(Dataset excerpt)
════════════════

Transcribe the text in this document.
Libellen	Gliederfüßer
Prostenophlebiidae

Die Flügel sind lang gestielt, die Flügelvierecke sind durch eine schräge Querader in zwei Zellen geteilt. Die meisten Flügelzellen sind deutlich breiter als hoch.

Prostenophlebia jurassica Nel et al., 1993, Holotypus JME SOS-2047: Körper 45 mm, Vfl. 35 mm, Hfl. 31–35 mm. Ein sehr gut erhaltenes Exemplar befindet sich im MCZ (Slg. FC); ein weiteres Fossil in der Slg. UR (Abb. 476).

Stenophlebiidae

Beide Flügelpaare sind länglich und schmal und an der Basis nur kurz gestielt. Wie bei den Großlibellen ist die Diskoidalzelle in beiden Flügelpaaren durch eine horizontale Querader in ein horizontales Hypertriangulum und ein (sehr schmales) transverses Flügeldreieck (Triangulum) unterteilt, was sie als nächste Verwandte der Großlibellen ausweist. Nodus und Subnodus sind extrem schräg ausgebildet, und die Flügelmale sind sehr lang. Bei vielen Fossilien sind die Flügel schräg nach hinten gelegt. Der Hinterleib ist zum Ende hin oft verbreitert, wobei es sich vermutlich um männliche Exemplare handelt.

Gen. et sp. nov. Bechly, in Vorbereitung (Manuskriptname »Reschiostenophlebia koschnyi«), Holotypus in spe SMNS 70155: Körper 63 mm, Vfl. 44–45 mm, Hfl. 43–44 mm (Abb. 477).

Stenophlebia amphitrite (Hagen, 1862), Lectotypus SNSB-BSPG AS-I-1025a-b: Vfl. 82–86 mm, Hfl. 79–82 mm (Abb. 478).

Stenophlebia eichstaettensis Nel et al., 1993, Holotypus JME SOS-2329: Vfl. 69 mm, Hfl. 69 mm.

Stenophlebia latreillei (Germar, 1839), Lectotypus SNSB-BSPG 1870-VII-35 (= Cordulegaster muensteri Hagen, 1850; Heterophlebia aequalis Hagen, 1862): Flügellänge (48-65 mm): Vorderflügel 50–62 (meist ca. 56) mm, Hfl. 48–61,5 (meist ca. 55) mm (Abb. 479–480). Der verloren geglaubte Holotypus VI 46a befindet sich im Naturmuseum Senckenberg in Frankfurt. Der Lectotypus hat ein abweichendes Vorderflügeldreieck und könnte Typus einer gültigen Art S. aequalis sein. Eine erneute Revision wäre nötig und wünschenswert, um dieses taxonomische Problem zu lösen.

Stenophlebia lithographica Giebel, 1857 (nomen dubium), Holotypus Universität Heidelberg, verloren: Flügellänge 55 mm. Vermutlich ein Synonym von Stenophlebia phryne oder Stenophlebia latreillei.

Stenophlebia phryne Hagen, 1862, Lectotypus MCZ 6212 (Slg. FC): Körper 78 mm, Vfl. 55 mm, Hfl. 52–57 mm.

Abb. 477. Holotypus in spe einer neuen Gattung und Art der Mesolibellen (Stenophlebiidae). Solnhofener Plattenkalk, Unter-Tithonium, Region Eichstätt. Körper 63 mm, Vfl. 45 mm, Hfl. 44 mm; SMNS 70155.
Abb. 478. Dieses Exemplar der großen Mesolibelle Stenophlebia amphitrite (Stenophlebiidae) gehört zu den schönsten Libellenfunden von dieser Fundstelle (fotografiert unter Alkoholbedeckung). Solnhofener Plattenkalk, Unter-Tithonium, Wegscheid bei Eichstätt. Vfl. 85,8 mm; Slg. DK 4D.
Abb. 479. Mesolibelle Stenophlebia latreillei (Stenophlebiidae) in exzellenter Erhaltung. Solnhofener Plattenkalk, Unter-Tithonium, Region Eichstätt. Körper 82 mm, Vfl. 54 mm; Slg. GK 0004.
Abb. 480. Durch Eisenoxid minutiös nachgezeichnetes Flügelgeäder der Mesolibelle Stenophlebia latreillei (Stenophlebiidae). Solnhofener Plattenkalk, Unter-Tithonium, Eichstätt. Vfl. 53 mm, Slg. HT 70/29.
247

════════════════

**Exercise task:** Extract each line from the entries above that contains the string "phryne".

**Output below:**
Stenophlebia lithographica Giebel, 1857 (nomen dubium), Holotypus Universität Heidelberg, verloren: Flügellänge 55 mm. Vermutlich ein Synonym von Stenophlebia phryne oder Stenophlebia latreillei.
Stenophlebia phryne Hagen, 1862, Lectotypus MCZ 6212 (Slg. FC): Körper 78 mm, Vfl. 55 mm, Hfl. 52–57 mm.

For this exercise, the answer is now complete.